> [The exercise]
Tally up the lines that include "frater" and state that number by itself.

> [Source records]
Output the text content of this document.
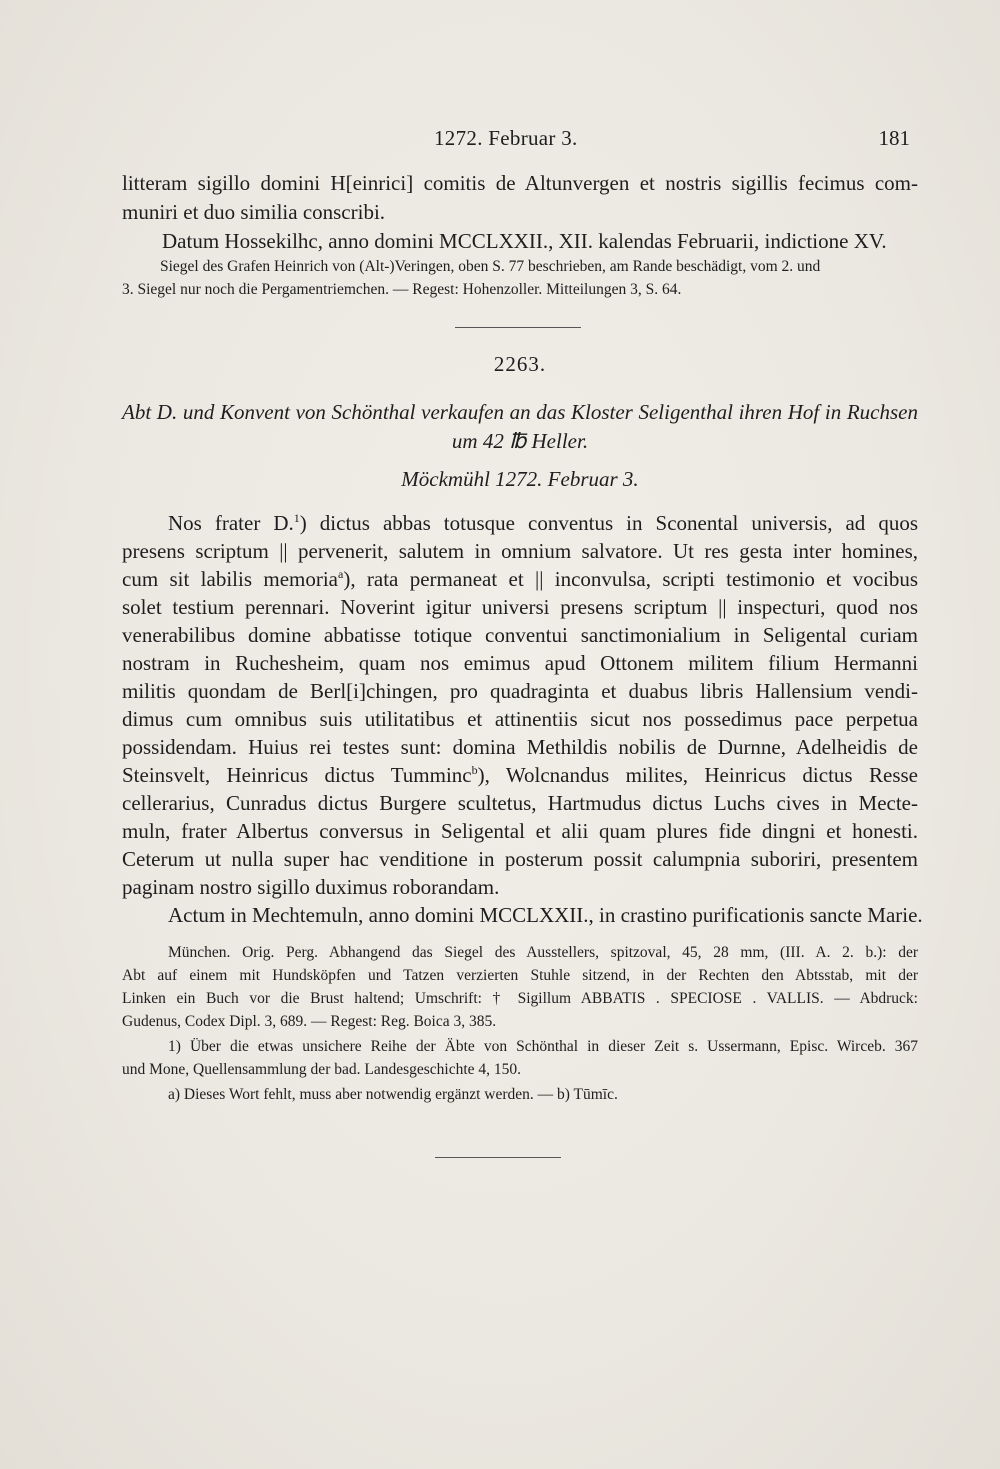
1272. Februar 3.	181
litteram sigillo domini H[einrici] comitis de Altunvergen et nostris sigillis fecimus com-
muniri et duo similia conscribi.
Datum Hossekilhc, anno domini MCCLXXII., XII. kalendas Februarii, indictione XV.
Siegel des Grafen Heinrich von (Alt-)Veringen, oben S. 77 beschrieben, am Rande beschädigt, vom 2. und
3. Siegel nur noch die Pergamentriemchen. — Regest: Hohenzoller. Mitteilungen 3, S. 64.
2263.
Abt D. und Konvent von Schönthal verkaufen an das Kloster Seligenthal ihren Hof in Ruchsen
um 42 ℔ Heller.
Möckmühl 1272. Februar 3.
Nos frater D.$^1$) dictus abbas totusque conventus in Sconental universis, ad quos
presens scriptum || pervenerit, salutem in omnium salvatore. Ut res gesta inter homines,
cum sit labilis memoria$^a$), rata permaneat et || inconvulsa, scripti testimonio et vocibus
solet testium perennari. Noverint igitur universi presens scriptum || inspecturi, quod nos
venerabilibus domine abbatisse totique conventui sanctimonialium in Seligental curiam
nostram in Ruchesheim, quam nos emimus apud Ottonem militem filium Hermanni
militis quondam de Berl[i]chingen, pro quadraginta et duabus libris Hallensium vendi-
dimus cum omnibus suis utilitatibus et attinentiis sicut nos possedimus pace perpetua
possidendam. Huius rei testes sunt: domina Methildis nobilis de Durnne, Adelheidis de
Steinsvelt, Heinricus dictus Tumminc$^b$), Wolcnandus milites, Heinricus dictus Resse
cellerarius, Cunradus dictus Burgere scultetus, Hartmudus dictus Luchs cives in Mecte-
muln, frater Albertus conversus in Seligental et alii quam plures fide dingni et honesti.
Ceterum ut nulla super hac venditione in posterum possit calumpnia suboriri, presentem
paginam nostro sigillo duximus roborandam.
Actum in Mechtemuln, anno domini MCCLXXII., in crastino purificationis sancte Marie.
München. Orig. Perg. Abhangend das Siegel des Ausstellers, spitzoval, 45, 28 mm, (III. A. 2. b.): der
Abt auf einem mit Hundsköpfen und Tatzen verzierten Stuhle sitzend, in der Rechten den Abtsstab, mit der
Linken ein Buch vor die Brust haltend; Umschrift: † Sigillum ABBATIS . SPECIOSE . VALLIS. — Abdruck:
Gudenus, Codex Dipl. 3, 689. — Regest: Reg. Boica 3, 385.
1) Über die etwas unsichere Reihe der Äbte von Schönthal in dieser Zeit s. Ussermann, Episc. Wirceb. 367
und Mone, Quellensammlung der bad. Landesgeschichte 4, 150.
a) Dieses Wort fehlt, muss aber notwendig ergänzt werden. — b) Tūmīc.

> [Reply]
2